### Task brief:
Below are some records; retype all of them exactly.

### Dataset excerpts:
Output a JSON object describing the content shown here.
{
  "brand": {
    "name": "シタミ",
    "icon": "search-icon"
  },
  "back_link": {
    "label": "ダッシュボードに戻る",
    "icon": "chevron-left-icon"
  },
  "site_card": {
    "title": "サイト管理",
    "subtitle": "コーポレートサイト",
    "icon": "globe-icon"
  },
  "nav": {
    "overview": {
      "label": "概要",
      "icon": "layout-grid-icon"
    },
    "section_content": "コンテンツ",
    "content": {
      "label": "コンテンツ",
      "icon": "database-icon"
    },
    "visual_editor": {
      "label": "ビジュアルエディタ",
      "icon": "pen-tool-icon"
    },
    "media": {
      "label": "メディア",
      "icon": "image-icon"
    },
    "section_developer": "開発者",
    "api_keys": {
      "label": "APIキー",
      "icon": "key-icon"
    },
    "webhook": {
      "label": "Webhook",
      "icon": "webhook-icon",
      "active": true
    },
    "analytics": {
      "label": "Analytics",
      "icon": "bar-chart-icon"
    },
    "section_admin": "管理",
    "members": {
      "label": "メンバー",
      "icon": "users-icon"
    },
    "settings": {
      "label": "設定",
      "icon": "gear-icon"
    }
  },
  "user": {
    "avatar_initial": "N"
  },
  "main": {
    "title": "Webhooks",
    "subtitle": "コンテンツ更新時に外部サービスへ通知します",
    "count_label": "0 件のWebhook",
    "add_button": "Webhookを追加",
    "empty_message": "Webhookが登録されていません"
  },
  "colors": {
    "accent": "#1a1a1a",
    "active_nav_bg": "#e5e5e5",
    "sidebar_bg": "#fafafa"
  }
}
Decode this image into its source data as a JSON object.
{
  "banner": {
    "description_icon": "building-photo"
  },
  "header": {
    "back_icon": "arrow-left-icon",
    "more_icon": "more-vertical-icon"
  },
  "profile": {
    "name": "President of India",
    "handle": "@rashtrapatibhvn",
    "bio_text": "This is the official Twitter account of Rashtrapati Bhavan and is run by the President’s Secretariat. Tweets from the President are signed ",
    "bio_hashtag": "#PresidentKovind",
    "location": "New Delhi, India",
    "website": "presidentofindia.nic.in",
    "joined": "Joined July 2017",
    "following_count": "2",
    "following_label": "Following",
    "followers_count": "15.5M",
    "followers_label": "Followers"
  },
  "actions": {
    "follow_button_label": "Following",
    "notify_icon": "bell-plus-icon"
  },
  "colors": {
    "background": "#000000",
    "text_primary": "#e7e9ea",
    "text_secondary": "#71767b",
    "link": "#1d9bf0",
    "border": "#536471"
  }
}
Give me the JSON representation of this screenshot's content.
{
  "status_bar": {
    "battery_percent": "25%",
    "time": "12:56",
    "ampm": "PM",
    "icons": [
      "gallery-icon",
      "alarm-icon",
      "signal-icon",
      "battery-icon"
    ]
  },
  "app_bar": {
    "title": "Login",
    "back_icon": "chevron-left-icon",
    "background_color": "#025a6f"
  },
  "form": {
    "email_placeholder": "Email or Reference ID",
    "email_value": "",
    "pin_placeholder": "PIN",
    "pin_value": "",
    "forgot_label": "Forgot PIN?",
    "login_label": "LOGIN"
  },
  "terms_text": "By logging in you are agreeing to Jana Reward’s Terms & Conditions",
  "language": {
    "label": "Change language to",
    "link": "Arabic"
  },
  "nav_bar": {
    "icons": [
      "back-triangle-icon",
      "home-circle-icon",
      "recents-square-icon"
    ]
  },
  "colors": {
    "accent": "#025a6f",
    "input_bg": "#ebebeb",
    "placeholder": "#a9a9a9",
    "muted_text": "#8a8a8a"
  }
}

### Full solution:
Output a JSON object describing the content shown here.
{
  "brand": {
    "name": "シタミ",
    "icon": "search-icon"
  },
  "back_link": {
    "label": "ダッシュボードに戻る",
    "icon": "chevron-left-icon"
  },
  "site_card": {
    "title": "サイト管理",
    "subtitle": "コーポレートサイト",
    "icon": "globe-icon"
  },
  "nav": {
    "overview": {
      "label": "概要",
      "icon": "layout-grid-icon"
    },
    "section_content": "コンテンツ",
    "content": {
      "label": "コンテンツ",
      "icon": "database-icon"
    },
    "visual_editor": {
      "label": "ビジュアルエディタ",
      "icon": "pen-tool-icon"
    },
    "media": {
      "label": "メディア",
      "icon": "image-icon"
    },
    "section_developer": "開発者",
    "api_keys": {
      "label": "APIキー",
      "icon": "key-icon"
    },
    "webhook": {
      "label": "Webhook",
      "icon": "webhook-icon",
      "active": true
    },
    "analytics": {
      "label": "Analytics",
      "icon": "bar-chart-icon"
    },
    "section_admin": "管理",
    "members": {
      "label": "メンバー",
      "icon": "users-icon"
    },
    "settings": {
      "label": "設定",
      "icon": "gear-icon"
    }
  },
  "user": {
    "avatar_initial": "N"
  },
  "main": {
    "title": "Webhooks",
    "subtitle": "コンテンツ更新時に外部サービスへ通知します",
    "count_label": "0 件のWebhook",
    "add_button": "Webhookを追加",
    "empty_message": "Webhookが登録されていません"
  },
  "colors": {
    "accent": "#1a1a1a",
    "active_nav_bg": "#e5e5e5",
    "sidebar_bg": "#fafafa"
  }
}
Decode this image into its source data as a JSON object.
{
  "banner": {
    "description_icon": "building-photo"
  },
  "header": {
    "back_icon": "arrow-left-icon",
    "more_icon": "more-vertical-icon"
  },
  "profile": {
    "name": "President of India",
    "handle": "@rashtrapatibhvn",
    "bio_text": "This is the official Twitter account of Rashtrapati Bhavan and is run by the President’s Secretariat. Tweets from the President are signed ",
    "bio_hashtag": "#PresidentKovind",
    "location": "New Delhi, India",
    "website": "presidentofindia.nic.in",
    "joined": "Joined July 2017",
    "following_count": "2",
    "following_label": "Following",
    "followers_count": "15.5M",
    "followers_label": "Followers"
  },
  "actions": {
    "follow_button_label": "Following",
    "notify_icon": "bell-plus-icon"
  },
  "colors": {
    "background": "#000000",
    "text_primary": "#e7e9ea",
    "text_secondary": "#71767b",
    "link": "#1d9bf0",
    "border": "#536471"
  }
}
Give me the JSON representation of this screenshot's content.
{
  "status_bar": {
    "battery_percent": "25%",
    "time": "12:56",
    "ampm": "PM",
    "icons": [
      "gallery-icon",
      "alarm-icon",
      "signal-icon",
      "battery-icon"
    ]
  },
  "app_bar": {
    "title": "Login",
    "back_icon": "chevron-left-icon",
    "background_color": "#025a6f"
  },
  "form": {
    "email_placeholder": "Email or Reference ID",
    "email_value": "",
    "pin_placeholder": "PIN",
    "pin_value": "",
    "forgot_label": "Forgot PIN?",
    "login_label": "LOGIN"
  },
  "terms_text": "By logging in you are agreeing to Jana Reward’s Terms & Conditions",
  "language": {
    "label": "Change language to",
    "link": "Arabic"
  },
  "nav_bar": {
    "icons": [
      "back-triangle-icon",
      "home-circle-icon",
      "recents-square-icon"
    ]
  },
  "colors": {
    "accent": "#025a6f",
    "input_bg": "#ebebeb",
    "placeholder": "#a9a9a9",
    "muted_text": "#8a8a8a"
  }
}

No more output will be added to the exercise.